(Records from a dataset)
------------------------------------

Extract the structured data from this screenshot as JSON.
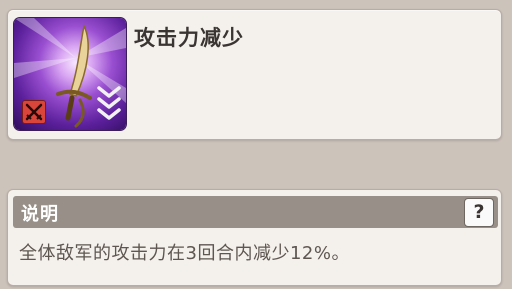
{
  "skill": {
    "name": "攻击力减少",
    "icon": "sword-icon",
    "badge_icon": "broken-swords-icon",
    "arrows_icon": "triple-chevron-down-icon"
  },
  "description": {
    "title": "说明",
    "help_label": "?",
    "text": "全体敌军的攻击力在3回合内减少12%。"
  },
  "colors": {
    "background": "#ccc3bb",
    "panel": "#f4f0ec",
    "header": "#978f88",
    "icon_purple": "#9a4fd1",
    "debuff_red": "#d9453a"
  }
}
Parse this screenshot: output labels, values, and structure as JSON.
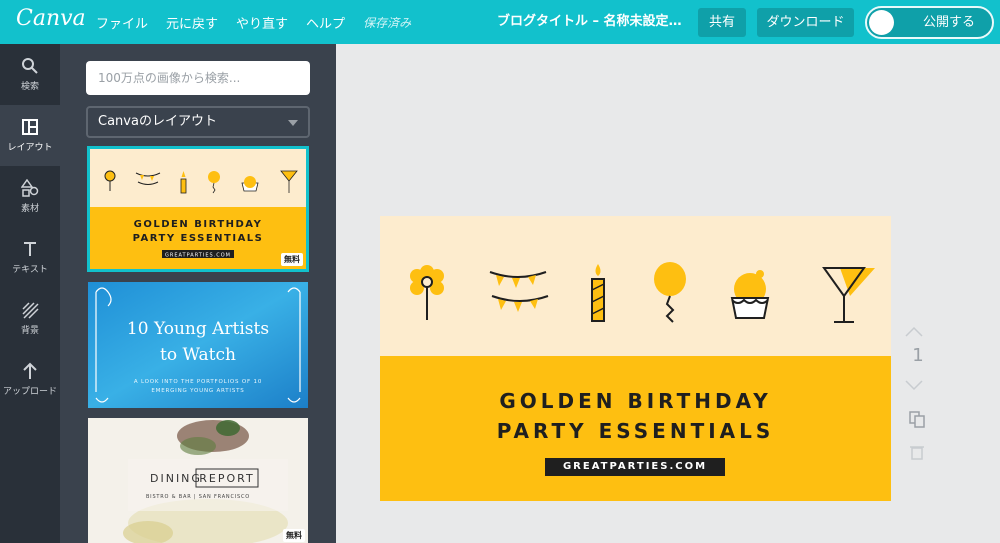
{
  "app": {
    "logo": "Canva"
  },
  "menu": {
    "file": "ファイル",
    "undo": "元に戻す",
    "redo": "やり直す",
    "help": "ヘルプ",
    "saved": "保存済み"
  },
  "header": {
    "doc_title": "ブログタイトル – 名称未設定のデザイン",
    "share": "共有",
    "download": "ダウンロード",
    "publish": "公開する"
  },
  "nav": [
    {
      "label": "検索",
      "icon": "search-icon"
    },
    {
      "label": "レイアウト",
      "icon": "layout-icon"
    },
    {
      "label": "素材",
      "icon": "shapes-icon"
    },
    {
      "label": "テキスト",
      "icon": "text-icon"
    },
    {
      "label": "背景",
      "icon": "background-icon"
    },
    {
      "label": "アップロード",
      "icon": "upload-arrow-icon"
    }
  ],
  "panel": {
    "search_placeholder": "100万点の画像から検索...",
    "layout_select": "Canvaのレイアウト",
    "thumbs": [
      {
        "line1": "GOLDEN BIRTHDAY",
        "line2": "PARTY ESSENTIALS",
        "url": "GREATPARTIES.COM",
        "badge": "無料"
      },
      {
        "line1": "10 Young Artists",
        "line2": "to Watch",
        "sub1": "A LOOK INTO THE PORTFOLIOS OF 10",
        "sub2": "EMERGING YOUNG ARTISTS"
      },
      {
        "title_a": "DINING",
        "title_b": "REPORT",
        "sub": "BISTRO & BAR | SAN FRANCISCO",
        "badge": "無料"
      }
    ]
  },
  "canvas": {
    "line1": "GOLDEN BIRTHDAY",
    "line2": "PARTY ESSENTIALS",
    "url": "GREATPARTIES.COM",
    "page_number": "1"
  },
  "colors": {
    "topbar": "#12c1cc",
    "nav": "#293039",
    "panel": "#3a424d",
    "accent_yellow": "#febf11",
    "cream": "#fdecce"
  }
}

------------------------------------

Task to complete => The answer should be a single number: the count of lines in the data that include the string "GOLDEN".

Result of the task => 2